═════ ENTRIES SUPPLIED ═════
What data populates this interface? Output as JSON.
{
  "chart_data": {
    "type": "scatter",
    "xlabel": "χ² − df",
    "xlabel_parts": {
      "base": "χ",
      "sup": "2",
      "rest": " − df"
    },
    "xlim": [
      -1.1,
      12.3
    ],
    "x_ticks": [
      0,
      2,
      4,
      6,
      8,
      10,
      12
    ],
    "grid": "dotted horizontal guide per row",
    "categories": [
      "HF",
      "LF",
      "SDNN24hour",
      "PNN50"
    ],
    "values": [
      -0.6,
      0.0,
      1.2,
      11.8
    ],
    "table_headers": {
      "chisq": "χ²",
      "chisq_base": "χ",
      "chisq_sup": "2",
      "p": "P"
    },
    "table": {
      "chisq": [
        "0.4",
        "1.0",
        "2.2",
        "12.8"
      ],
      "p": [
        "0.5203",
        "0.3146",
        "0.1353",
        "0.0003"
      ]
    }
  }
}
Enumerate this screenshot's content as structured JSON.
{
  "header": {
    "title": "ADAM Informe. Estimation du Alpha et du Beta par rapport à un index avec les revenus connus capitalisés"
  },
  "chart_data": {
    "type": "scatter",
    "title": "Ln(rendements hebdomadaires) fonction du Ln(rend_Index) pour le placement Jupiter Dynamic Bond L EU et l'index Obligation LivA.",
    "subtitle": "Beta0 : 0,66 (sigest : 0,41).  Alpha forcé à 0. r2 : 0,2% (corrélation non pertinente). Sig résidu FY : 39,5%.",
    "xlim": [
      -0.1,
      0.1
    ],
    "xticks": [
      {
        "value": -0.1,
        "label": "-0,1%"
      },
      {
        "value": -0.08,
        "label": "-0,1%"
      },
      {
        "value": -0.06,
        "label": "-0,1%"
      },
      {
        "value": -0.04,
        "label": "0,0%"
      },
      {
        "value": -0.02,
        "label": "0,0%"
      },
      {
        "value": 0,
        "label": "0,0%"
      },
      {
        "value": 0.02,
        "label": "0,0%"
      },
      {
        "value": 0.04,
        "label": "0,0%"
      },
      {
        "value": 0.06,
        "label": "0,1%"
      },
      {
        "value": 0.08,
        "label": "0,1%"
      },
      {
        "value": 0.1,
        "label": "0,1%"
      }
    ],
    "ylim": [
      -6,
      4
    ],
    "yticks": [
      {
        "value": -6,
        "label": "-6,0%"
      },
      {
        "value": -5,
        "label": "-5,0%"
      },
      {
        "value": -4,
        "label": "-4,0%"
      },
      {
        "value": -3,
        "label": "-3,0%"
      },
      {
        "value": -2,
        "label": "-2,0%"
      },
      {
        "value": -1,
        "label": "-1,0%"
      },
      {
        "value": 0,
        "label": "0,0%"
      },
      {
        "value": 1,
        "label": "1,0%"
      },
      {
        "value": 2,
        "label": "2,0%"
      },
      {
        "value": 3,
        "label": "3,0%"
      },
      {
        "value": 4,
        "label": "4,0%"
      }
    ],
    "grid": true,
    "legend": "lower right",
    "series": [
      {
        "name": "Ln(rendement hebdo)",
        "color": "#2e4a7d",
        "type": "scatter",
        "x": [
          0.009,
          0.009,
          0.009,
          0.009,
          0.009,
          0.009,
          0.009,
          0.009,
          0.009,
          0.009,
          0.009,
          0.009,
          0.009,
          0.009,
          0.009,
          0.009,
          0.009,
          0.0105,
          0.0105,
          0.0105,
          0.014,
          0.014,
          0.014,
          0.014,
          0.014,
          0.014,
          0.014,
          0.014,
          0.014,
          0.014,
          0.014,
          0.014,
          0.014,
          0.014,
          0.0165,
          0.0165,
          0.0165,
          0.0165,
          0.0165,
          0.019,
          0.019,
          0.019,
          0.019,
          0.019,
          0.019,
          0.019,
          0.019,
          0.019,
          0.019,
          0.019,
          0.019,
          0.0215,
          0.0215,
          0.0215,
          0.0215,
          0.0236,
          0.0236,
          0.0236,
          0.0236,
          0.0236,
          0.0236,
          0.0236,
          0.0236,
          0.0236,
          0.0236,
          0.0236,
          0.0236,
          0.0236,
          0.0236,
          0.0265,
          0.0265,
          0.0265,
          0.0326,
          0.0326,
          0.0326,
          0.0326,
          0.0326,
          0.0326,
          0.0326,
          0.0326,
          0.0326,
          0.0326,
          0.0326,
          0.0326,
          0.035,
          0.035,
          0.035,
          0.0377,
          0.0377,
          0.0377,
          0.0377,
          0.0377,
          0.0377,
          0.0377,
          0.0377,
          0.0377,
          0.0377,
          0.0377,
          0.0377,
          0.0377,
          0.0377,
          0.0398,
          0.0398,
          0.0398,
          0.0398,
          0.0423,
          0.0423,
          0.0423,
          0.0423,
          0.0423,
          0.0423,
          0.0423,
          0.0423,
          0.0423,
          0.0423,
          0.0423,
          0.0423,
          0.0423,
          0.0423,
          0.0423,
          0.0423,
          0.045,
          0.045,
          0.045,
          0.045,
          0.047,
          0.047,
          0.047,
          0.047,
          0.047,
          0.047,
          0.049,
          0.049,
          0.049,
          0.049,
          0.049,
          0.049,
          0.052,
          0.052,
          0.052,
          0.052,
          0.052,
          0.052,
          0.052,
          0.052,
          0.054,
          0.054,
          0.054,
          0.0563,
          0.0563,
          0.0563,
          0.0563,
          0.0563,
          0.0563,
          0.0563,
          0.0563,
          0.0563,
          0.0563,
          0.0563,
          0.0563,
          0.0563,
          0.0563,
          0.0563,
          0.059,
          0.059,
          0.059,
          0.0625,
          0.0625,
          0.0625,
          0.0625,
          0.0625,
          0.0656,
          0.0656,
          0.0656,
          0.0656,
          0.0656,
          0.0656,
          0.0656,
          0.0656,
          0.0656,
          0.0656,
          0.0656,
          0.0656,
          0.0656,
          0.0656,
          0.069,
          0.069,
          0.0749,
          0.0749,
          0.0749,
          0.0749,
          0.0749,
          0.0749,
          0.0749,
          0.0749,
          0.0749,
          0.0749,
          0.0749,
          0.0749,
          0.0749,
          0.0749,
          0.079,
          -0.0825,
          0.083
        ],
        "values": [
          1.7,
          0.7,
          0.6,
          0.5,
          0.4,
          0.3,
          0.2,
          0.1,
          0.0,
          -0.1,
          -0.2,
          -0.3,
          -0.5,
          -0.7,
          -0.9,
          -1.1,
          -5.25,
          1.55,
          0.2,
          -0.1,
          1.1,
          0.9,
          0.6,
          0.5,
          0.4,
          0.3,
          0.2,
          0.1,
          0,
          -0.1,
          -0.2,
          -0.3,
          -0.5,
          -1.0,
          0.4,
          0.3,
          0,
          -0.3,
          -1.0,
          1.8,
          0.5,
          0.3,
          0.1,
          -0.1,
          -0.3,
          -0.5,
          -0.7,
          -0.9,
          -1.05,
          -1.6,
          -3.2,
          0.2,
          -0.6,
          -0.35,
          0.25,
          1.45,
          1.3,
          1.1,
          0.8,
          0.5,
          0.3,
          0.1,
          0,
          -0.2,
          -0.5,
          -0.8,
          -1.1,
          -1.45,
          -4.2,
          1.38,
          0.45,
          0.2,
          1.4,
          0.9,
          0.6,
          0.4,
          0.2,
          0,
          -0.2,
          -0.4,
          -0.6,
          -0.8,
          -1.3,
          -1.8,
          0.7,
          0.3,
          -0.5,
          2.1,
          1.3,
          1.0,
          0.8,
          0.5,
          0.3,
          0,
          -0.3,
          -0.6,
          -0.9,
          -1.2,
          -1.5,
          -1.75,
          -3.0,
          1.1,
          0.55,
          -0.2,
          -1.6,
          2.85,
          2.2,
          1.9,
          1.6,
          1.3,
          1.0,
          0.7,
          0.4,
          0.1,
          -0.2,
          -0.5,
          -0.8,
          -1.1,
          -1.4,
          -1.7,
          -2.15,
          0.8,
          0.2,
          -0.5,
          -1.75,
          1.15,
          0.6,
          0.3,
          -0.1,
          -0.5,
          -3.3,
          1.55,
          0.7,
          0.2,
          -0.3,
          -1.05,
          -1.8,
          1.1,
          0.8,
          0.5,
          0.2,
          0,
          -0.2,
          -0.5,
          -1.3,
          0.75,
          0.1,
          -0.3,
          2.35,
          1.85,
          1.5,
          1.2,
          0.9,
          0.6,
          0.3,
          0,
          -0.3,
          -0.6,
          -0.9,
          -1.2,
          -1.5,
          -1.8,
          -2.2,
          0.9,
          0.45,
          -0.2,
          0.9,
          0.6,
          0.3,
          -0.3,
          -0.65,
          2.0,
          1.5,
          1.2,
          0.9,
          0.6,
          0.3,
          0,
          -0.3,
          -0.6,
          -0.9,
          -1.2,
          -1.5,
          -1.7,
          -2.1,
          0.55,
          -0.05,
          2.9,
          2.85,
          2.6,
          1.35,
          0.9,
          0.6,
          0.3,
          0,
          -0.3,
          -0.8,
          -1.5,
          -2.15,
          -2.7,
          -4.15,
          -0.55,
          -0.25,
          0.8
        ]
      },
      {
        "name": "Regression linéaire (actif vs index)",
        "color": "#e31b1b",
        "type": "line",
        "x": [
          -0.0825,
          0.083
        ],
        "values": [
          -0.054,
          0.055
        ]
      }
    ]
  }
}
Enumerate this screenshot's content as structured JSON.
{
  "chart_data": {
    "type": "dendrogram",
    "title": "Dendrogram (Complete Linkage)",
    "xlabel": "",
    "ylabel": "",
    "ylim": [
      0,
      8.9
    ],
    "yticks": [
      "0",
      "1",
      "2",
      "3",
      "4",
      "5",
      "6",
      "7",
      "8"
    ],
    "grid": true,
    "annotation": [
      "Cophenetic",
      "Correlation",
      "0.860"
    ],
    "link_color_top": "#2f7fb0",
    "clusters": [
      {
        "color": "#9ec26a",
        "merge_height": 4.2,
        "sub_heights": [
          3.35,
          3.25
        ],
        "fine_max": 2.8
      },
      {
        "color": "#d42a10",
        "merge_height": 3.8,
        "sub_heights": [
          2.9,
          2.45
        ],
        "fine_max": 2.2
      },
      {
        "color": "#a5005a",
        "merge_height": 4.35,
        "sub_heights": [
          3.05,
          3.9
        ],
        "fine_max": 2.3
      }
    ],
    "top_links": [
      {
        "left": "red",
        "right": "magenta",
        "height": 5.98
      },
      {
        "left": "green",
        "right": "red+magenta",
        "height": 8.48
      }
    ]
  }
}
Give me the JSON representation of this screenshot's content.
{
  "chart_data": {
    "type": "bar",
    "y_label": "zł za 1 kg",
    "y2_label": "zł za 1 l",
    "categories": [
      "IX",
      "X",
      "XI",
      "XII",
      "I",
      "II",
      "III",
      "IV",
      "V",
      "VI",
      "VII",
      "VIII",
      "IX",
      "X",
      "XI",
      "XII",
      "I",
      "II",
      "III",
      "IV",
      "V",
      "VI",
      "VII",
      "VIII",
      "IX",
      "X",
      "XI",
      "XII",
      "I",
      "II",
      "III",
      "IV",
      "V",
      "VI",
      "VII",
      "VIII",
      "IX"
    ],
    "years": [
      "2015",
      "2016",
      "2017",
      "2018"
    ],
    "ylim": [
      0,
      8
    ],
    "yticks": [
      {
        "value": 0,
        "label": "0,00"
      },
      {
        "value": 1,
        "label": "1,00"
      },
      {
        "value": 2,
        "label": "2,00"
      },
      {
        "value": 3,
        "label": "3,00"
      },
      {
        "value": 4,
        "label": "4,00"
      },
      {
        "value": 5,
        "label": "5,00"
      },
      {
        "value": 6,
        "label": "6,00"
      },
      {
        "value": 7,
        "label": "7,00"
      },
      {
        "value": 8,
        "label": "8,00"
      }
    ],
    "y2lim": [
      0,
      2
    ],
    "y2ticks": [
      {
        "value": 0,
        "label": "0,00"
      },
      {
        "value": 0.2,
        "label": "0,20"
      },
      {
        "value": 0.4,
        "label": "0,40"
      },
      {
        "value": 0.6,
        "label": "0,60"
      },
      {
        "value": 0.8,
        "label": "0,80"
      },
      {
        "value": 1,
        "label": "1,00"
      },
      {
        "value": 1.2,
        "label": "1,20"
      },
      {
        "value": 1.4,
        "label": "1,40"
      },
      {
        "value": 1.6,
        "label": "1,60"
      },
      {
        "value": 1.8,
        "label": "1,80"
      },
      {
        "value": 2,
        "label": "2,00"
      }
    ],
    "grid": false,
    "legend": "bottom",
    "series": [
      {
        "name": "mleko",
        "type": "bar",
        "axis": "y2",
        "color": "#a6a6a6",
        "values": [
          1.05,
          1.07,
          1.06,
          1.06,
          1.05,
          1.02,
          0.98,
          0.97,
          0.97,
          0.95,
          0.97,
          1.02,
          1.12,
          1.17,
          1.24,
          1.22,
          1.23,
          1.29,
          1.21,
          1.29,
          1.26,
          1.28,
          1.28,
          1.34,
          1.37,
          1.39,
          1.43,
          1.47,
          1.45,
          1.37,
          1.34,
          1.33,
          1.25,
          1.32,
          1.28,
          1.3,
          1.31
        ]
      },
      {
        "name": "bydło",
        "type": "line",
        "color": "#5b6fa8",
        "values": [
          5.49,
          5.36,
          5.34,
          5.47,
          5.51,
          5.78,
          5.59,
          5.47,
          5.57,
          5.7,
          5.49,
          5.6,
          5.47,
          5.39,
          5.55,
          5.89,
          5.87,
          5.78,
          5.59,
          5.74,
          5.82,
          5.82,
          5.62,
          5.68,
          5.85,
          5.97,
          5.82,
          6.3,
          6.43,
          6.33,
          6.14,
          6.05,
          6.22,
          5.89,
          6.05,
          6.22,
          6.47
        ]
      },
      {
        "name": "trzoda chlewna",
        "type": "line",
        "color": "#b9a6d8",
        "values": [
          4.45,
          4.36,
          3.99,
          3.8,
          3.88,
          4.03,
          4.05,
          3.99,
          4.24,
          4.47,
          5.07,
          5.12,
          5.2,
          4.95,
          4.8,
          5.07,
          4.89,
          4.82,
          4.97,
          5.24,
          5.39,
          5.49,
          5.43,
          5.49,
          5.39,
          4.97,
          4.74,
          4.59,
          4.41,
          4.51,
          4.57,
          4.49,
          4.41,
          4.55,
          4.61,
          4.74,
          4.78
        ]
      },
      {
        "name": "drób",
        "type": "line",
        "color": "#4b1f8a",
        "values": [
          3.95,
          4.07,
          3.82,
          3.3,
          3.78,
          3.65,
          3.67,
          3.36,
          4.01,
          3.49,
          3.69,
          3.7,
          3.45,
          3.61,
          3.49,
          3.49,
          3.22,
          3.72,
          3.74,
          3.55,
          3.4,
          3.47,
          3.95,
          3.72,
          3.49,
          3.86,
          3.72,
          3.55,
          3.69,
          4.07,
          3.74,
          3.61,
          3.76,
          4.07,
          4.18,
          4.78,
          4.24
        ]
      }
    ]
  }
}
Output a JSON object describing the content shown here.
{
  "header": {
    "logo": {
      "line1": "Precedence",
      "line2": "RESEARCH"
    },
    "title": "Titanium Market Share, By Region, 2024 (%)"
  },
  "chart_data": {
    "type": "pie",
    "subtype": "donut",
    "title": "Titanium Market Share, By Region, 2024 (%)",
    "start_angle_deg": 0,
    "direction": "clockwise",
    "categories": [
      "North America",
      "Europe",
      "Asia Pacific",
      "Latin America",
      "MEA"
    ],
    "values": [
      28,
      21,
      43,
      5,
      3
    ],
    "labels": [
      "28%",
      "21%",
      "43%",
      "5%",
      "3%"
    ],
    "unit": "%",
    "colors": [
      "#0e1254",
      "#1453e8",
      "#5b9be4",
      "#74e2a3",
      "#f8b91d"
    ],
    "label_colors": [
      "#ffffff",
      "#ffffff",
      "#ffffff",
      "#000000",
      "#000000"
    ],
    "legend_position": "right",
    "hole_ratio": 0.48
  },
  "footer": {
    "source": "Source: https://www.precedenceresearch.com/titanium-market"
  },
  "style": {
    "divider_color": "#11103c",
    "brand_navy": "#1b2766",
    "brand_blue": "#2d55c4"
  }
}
═════
Take the line holding "Output a JSON" and all lines after it through the end of the data, and set them down exactly.

Output a JSON object describing the content shown here.
{
  "header": {
    "logo": {
      "line1": "Precedence",
      "line2": "RESEARCH"
    },
    "title": "Titanium Market Share, By Region, 2024 (%)"
  },
  "chart_data": {
    "type": "pie",
    "subtype": "donut",
    "title": "Titanium Market Share, By Region, 2024 (%)",
    "start_angle_deg": 0,
    "direction": "clockwise",
    "categories": [
      "North America",
      "Europe",
      "Asia Pacific",
      "Latin America",
      "MEA"
    ],
    "values": [
      28,
      21,
      43,
      5,
      3
    ],
    "labels": [
      "28%",
      "21%",
      "43%",
      "5%",
      "3%"
    ],
    "unit": "%",
    "colors": [
      "#0e1254",
      "#1453e8",
      "#5b9be4",
      "#74e2a3",
      "#f8b91d"
    ],
    "label_colors": [
      "#ffffff",
      "#ffffff",
      "#ffffff",
      "#000000",
      "#000000"
    ],
    "legend_position": "right",
    "hole_ratio": 0.48
  },
  "footer": {
    "source": "Source: https://www.precedenceresearch.com/titanium-market"
  },
  "style": {
    "divider_color": "#11103c",
    "brand_navy": "#1b2766",
    "brand_blue": "#2d55c4"
  }
}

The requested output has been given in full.